Select all lines with the string "positive" in them, and copy those lines.

# START OF TASK INPUTS

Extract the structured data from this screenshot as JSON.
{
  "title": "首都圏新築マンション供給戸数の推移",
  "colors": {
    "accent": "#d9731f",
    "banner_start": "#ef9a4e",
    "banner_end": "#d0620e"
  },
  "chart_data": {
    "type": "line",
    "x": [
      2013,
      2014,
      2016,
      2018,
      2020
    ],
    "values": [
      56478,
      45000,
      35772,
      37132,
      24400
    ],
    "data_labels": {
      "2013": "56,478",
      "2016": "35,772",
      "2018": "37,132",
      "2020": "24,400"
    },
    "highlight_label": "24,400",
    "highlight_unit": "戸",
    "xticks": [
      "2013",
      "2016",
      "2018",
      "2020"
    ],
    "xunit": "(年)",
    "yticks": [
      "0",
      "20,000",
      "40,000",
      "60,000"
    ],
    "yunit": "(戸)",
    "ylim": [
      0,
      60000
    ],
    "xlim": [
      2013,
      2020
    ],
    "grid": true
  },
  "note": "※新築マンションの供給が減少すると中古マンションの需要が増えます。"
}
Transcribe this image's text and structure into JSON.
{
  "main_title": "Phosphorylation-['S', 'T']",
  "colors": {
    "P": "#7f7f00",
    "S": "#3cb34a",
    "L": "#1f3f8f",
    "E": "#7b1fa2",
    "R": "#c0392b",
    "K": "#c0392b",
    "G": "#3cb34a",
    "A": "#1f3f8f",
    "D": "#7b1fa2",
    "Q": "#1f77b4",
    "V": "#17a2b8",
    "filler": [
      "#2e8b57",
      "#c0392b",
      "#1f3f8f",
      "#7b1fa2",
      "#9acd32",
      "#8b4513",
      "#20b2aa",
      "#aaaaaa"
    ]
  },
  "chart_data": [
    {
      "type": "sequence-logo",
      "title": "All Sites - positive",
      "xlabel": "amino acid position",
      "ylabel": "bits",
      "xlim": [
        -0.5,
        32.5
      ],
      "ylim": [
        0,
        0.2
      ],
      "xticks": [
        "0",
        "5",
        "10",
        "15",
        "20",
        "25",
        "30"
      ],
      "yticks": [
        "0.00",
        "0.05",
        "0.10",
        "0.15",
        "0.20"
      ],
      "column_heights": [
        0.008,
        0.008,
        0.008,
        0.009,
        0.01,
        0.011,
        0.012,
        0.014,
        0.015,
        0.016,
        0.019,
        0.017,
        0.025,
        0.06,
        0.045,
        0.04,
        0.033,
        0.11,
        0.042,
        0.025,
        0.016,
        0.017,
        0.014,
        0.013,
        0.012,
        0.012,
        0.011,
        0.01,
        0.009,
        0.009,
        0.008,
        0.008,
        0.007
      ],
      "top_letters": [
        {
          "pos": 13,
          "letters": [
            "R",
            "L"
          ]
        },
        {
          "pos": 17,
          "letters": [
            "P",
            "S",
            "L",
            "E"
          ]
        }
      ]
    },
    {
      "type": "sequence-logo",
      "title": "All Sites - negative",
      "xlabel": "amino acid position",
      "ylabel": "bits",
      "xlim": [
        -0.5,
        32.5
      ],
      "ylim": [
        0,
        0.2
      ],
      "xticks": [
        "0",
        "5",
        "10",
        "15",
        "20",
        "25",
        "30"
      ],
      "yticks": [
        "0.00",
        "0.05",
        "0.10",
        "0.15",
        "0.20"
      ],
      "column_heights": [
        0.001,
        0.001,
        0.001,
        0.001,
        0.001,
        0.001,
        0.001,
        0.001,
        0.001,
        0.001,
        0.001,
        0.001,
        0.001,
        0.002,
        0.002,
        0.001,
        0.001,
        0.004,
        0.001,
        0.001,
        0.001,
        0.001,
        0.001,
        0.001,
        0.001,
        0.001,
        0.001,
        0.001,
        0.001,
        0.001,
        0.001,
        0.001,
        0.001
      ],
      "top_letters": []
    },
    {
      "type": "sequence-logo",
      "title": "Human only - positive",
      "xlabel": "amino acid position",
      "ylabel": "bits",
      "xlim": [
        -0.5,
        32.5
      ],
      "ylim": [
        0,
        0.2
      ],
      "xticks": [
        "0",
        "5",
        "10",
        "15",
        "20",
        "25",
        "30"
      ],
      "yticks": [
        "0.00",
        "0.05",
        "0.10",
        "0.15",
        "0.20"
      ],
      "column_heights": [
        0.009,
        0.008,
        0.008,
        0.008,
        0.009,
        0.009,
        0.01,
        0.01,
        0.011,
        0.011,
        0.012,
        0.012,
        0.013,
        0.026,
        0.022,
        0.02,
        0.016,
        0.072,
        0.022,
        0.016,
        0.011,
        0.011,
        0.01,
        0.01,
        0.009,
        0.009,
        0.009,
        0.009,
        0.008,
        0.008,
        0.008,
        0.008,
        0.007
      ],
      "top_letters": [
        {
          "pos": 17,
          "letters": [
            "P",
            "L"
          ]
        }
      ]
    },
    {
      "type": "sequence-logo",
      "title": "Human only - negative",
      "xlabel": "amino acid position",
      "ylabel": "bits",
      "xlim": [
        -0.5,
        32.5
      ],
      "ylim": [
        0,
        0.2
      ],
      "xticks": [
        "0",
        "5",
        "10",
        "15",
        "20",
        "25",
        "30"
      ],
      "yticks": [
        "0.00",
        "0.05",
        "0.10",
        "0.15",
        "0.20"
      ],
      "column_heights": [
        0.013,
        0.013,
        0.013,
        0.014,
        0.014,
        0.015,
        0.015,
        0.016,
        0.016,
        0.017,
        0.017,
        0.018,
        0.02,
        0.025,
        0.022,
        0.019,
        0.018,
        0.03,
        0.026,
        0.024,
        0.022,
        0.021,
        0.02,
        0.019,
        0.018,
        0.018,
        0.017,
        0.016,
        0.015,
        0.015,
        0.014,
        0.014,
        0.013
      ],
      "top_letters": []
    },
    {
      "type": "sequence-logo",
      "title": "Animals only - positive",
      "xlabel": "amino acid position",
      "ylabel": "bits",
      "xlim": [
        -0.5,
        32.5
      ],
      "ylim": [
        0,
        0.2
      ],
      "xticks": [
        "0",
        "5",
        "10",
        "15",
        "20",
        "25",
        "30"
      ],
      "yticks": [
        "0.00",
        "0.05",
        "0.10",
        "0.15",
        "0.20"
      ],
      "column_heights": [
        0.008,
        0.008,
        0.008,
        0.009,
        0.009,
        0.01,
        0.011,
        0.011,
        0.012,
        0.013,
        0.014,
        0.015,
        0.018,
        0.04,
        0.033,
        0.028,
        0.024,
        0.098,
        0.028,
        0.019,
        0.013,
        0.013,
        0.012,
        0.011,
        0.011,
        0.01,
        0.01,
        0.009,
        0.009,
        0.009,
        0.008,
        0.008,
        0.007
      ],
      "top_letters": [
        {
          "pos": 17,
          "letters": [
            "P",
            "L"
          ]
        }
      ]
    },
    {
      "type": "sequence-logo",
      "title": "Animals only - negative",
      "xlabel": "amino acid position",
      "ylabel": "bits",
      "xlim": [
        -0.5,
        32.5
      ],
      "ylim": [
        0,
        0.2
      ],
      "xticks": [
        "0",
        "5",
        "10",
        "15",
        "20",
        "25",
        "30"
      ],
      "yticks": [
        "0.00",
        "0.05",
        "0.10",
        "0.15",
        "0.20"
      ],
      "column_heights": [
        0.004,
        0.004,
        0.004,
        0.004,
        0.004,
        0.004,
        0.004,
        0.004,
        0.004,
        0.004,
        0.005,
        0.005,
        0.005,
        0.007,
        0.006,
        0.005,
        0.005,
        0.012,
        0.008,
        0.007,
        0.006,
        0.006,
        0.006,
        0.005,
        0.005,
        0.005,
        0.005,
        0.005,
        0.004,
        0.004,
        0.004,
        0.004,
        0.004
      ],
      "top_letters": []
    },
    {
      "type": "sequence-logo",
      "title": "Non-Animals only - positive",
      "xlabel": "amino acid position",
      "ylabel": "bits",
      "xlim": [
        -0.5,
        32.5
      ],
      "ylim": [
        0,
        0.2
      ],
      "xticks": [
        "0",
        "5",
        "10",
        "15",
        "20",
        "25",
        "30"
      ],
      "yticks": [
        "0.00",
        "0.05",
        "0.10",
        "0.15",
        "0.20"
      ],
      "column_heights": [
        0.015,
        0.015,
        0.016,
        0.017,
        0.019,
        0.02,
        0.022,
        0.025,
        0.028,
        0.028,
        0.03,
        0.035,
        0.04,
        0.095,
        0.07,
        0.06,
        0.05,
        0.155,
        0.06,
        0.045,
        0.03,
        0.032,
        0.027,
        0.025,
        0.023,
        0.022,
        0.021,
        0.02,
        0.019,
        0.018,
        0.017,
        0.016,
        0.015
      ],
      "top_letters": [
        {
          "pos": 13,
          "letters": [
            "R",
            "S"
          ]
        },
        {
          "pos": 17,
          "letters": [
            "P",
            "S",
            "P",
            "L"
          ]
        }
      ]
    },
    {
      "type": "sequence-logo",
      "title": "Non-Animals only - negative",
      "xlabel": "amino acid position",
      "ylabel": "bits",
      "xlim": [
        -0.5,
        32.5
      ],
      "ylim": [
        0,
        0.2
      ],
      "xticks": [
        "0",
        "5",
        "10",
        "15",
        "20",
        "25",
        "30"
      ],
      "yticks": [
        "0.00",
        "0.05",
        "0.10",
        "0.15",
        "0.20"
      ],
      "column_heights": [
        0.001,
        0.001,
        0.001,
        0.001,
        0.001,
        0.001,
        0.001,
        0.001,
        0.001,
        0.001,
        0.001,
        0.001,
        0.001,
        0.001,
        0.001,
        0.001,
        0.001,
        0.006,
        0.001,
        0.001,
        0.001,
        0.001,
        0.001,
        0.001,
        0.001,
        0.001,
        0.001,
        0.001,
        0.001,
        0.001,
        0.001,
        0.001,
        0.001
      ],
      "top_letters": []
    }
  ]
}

# END OF TASK INPUTS

## THE RESPONSE
      "title": "All Sites - positive",
      "title": "Human only - positive",
      "title": "Animals only - positive",
      "title": "Non-Animals only - positive",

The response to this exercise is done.